_PROVIDED RECORDS:_
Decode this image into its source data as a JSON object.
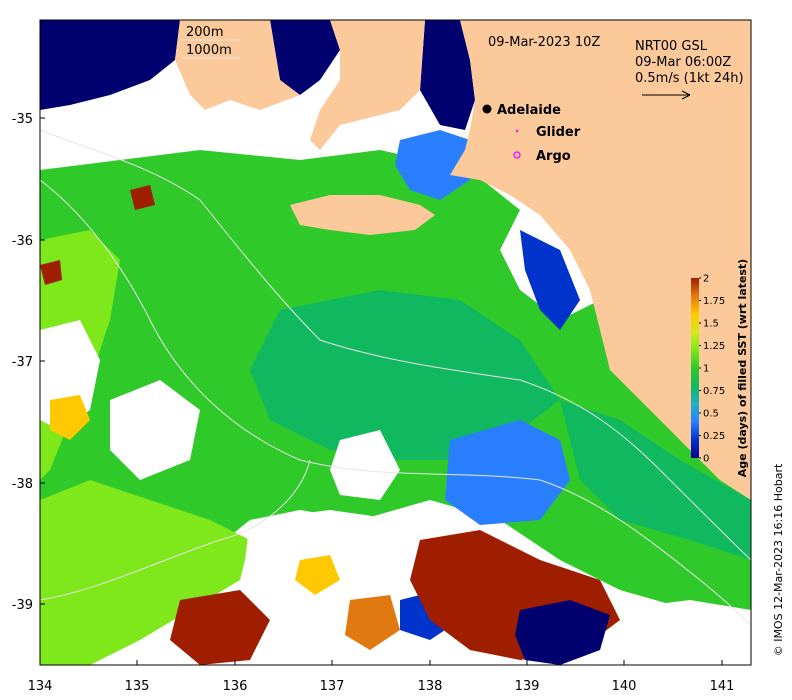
{
  "map": {
    "date_title": "09-Mar-2023 10Z",
    "isobath_labels": [
      "200m",
      "1000m"
    ],
    "current_info": {
      "line1": "NRT00 GSL",
      "line2": "09-Mar 06:00Z",
      "line3": "0.5m/s (1kt 24h)"
    },
    "legend": {
      "adelaide": "Adelaide",
      "glider": "Glider",
      "argo": "Argo"
    },
    "x_ticks": [
      "134",
      "135",
      "136",
      "137",
      "138",
      "139",
      "140",
      "141"
    ],
    "y_ticks": [
      "-35",
      "-36",
      "-37",
      "-38",
      "-39"
    ],
    "x_range": [
      134,
      141.3
    ],
    "y_range": [
      -39.5,
      -34.2
    ],
    "colorbar": {
      "title": "Age (days) of filled SST (wrt latest)",
      "ticks": [
        "2",
        "1.75",
        "1.5",
        "1.25",
        "1",
        "0.75",
        "0.5",
        "0.25",
        "0"
      ],
      "range": [
        0,
        2
      ],
      "colors": [
        "#00008b",
        "#0033cc",
        "#2a7fff",
        "#22b0c8",
        "#10b860",
        "#2fc92a",
        "#7ee81a",
        "#d6e81a",
        "#ffc800",
        "#e07a10",
        "#a01e00"
      ]
    },
    "credit": "© IMOS 12-Mar-2023 16:16 Hobart",
    "colors": {
      "land": "#fcc99b",
      "deep_water": "#00006e",
      "no_data": "#ffffff"
    }
  }
}
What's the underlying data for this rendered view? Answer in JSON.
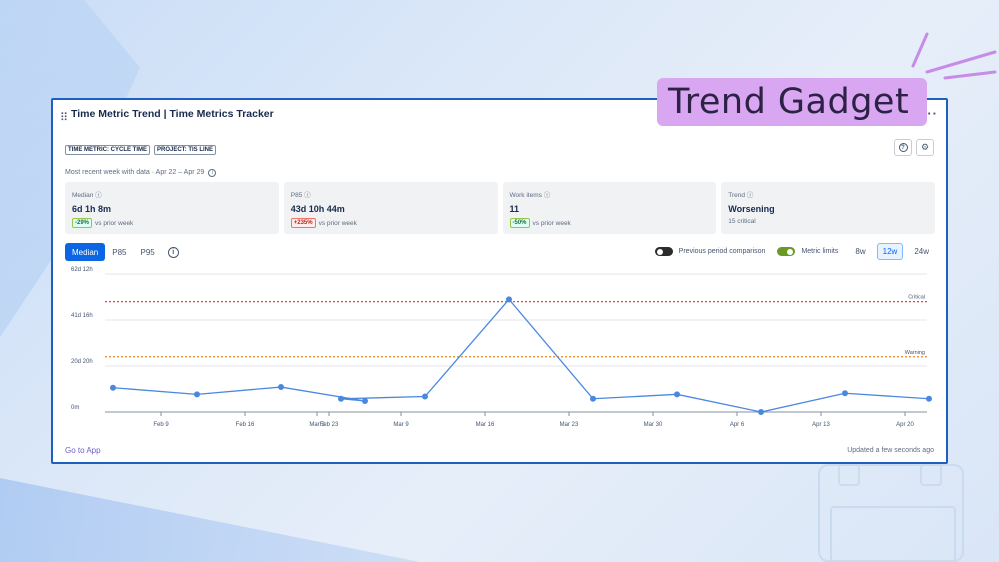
{
  "header": {
    "title": "Time Metric Trend | Time Metrics Tracker",
    "badges": [
      "TIME METRIC: CYCLE TIME",
      "PROJECT: TIS LINE"
    ],
    "recent_week": "Most recent week with data · Apr 22 – Apr 29"
  },
  "overlay_label": "Trend Gadget",
  "stats": [
    {
      "label": "Median",
      "value": "6d 1h 8m",
      "chip": "-29%",
      "chip_kind": "good",
      "sub": "vs prior week"
    },
    {
      "label": "P85",
      "value": "43d 10h 44m",
      "chip": "+235%",
      "chip_kind": "bad",
      "sub": "vs prior week"
    },
    {
      "label": "Work items",
      "value": "11",
      "chip": "-50%",
      "chip_kind": "good",
      "sub": "vs prior week"
    },
    {
      "label": "Trend",
      "value": "Worsening",
      "chip": "",
      "chip_kind": "",
      "sub": "15 critical"
    }
  ],
  "tabs": [
    "Median",
    "P85",
    "P95"
  ],
  "active_tab": "Median",
  "controls": {
    "previous_period_label": "Previous period comparison",
    "previous_period_on": false,
    "metric_limits_label": "Metric limits",
    "metric_limits_on": true,
    "ranges": [
      "8w",
      "12w",
      "24w"
    ],
    "active_range": "12w"
  },
  "footer": {
    "go_to_app": "Go to App",
    "updated": "Updated a few seconds ago"
  },
  "colors": {
    "accent": "#0c66e4",
    "line": "#4a88e0",
    "critical": "#e2483d",
    "warning": "#e07a00",
    "label_bg": "#d9a6f2"
  },
  "chart_data": {
    "type": "line",
    "x_ticks": [
      "Feb 9",
      "Feb 16",
      "Feb 23",
      "Mar 2",
      "Mar 9",
      "Mar 16",
      "Mar 23",
      "Mar 30",
      "Apr 6",
      "Apr 13",
      "Apr 20"
    ],
    "y_ticks": [
      "0m",
      "20d 20h",
      "41d 16h",
      "62d 12h"
    ],
    "ylim": [
      0,
      62.5
    ],
    "y_unit": "days",
    "series": [
      {
        "x": [
          "Feb 5",
          "Feb 12",
          "Feb 19",
          "Feb 26",
          "Mar 4",
          "Mar 11",
          "Mar 18",
          "Mar 25",
          "Apr 1",
          "Apr 8",
          "Apr 15",
          "Apr 22"
        ],
        "values": [
          11,
          8,
          11.3,
          5,
          6,
          7,
          51,
          6,
          8,
          0,
          8.5,
          6
        ]
      }
    ],
    "limits": [
      {
        "name": "Critical",
        "value": 50
      },
      {
        "name": "Warning",
        "value": 25
      }
    ]
  }
}
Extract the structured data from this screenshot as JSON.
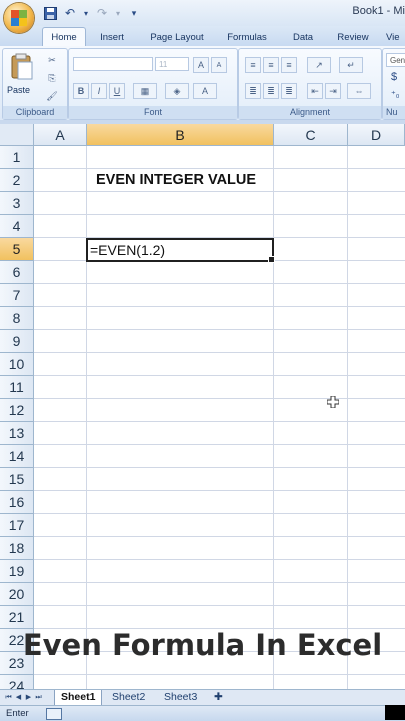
{
  "window": {
    "title": "Book1 - Mi"
  },
  "quick_access": [
    {
      "name": "save-icon",
      "glyph": "💾"
    },
    {
      "name": "undo-icon",
      "glyph": "↶"
    },
    {
      "name": "redo-icon",
      "glyph": "↷"
    },
    {
      "name": "customize-icon",
      "glyph": "▾"
    }
  ],
  "ribbon_tabs": [
    "Home",
    "Insert",
    "Page Layout",
    "Formulas",
    "Data",
    "Review",
    "Vie"
  ],
  "ribbon": {
    "paste_label": "Paste",
    "font_size": "11",
    "groups": {
      "clipboard": "Clipboard",
      "font": "Font",
      "alignment": "Alignment",
      "number": "Nu"
    },
    "number_format": "Gen",
    "currency_symbol": "$",
    "bold": "B",
    "italic": "I",
    "underline": "U",
    "grow_font": "A",
    "font_color": "A"
  },
  "columns": [
    "A",
    "B",
    "C",
    "D"
  ],
  "rows": [
    "1",
    "2",
    "3",
    "4",
    "5",
    "6",
    "7",
    "8",
    "9",
    "10",
    "11",
    "12",
    "13",
    "14",
    "15",
    "16",
    "17",
    "18",
    "19",
    "20",
    "21",
    "22",
    "23",
    "24"
  ],
  "cells": {
    "B2": "EVEN INTEGER VALUE",
    "B5": "=EVEN(1.2)"
  },
  "selection": {
    "column": "B",
    "row": "5"
  },
  "caption": "Even Formula In Excel",
  "sheets": [
    "Sheet1",
    "Sheet2",
    "Sheet3"
  ],
  "active_sheet": "Sheet1",
  "status": {
    "mode": "Enter"
  },
  "colors": {
    "selected_header": "#f1c15f",
    "gridline": "#d0d7e5",
    "ribbon": "#dce8f7"
  }
}
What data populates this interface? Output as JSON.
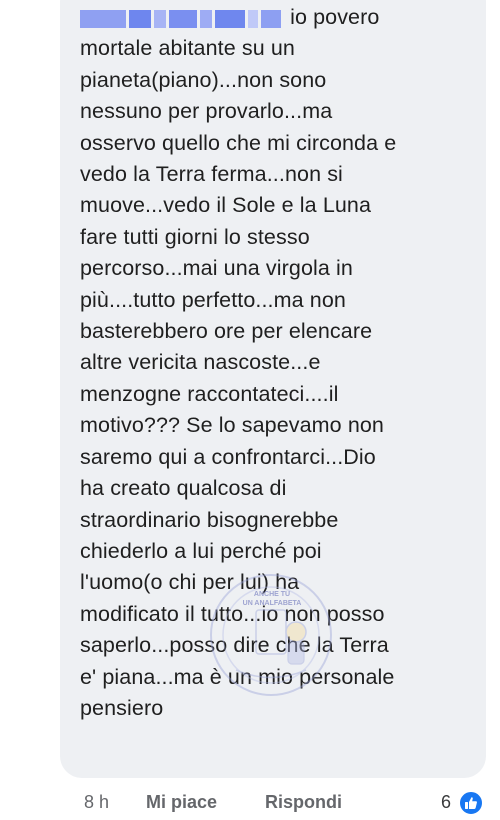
{
  "comment": {
    "author_hidden": true,
    "lines": [
      "io povero",
      "mortale abitante su un",
      "pianeta(piano)...non sono",
      "nessuno per provarlo...ma",
      "osservo quello che mi circonda e",
      "vedo la Terra ferma...non si",
      "muove...vedo il Sole e la Luna",
      "fare tutti giorni lo stesso",
      "percorso...mai una virgola in",
      "più....tutto perfetto...ma non",
      "basterebbero ore per elencare",
      "altre vericita nascoste...e",
      "menzogne raccontateci....il",
      "motivo??? Se lo sapevamo non",
      "saremo qui a confrontarci...Dio",
      "ha creato qualcosa di",
      "straordinario bisognerebbe",
      "chiederlo a lui perché poi",
      "l'uomo(o chi per lui) ha",
      "modificato il tutto...io non posso",
      "saperlo...posso dire che la Terra",
      "e' piana...ma è un mio personale",
      "pensiero"
    ]
  },
  "watermark": {
    "line1": "ANCHE TU",
    "line2": "UN ANALFABETA"
  },
  "actions": {
    "time": "8 h",
    "like_label": "Mi piace",
    "reply_label": "Rispondi",
    "reaction_count": "6"
  },
  "colors": {
    "bubble": "#eef0f3",
    "text": "#1f1f1f",
    "meta": "#65676b",
    "like_blue": "#1877f2",
    "name_mask_blue": "#7a8ff0"
  },
  "icons": {
    "reaction": "like-thumb-icon"
  }
}
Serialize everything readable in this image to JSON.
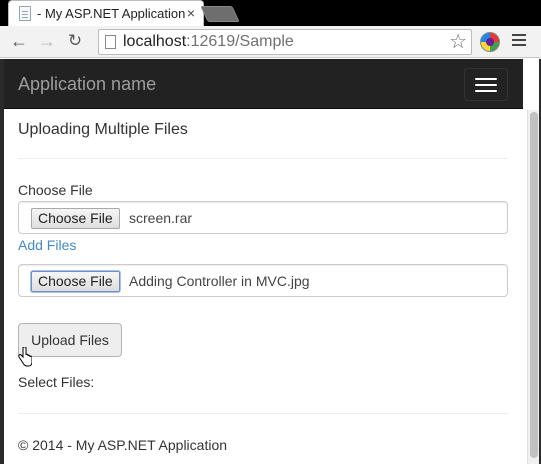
{
  "browser": {
    "tab_title": "- My ASP.NET Application",
    "tab_close": "×",
    "url_host": "localhost",
    "url_rest": ":12619/Sample",
    "icons": {
      "back": "arrow-left-icon",
      "forward": "arrow-right-icon",
      "reload": "reload-icon",
      "bookmark": "star-icon",
      "extension": "extension-icon",
      "menu": "hamburger-menu-icon"
    }
  },
  "navbar": {
    "brand": "Application name",
    "toggle_icon": "hamburger-menu-icon",
    "background": "#222222"
  },
  "page": {
    "title": "Uploading Multiple Files",
    "choose_label": "Choose File",
    "files": [
      {
        "button": "Choose File",
        "file_name": "screen.rar"
      },
      {
        "button": "Choose File",
        "file_name": "Adding Controller in MVC.jpg"
      }
    ],
    "add_files": "Add Files",
    "upload_button": "Upload Files",
    "select_files_label": "Select Files:",
    "footer": "© 2014 - My ASP.NET Application",
    "link_color": "#428bca"
  }
}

_WORK INSTRUCTIONS:_ Nothing but the lines from the line containing "Serialize everything readable" through the last line of the material may be output, and they must be copied exactly, without pictures.

_RESULT OF THE TASK:_
Serialize everything readable in this image to JSON.
{
  "browser": {
    "tab_title": "- My ASP.NET Application",
    "tab_close": "×",
    "url_host": "localhost",
    "url_rest": ":12619/Sample",
    "icons": {
      "back": "arrow-left-icon",
      "forward": "arrow-right-icon",
      "reload": "reload-icon",
      "bookmark": "star-icon",
      "extension": "extension-icon",
      "menu": "hamburger-menu-icon"
    }
  },
  "navbar": {
    "brand": "Application name",
    "toggle_icon": "hamburger-menu-icon",
    "background": "#222222"
  },
  "page": {
    "title": "Uploading Multiple Files",
    "choose_label": "Choose File",
    "files": [
      {
        "button": "Choose File",
        "file_name": "screen.rar"
      },
      {
        "button": "Choose File",
        "file_name": "Adding Controller in MVC.jpg"
      }
    ],
    "add_files": "Add Files",
    "upload_button": "Upload Files",
    "select_files_label": "Select Files:",
    "footer": "© 2014 - My ASP.NET Application",
    "link_color": "#428bca"
  }
}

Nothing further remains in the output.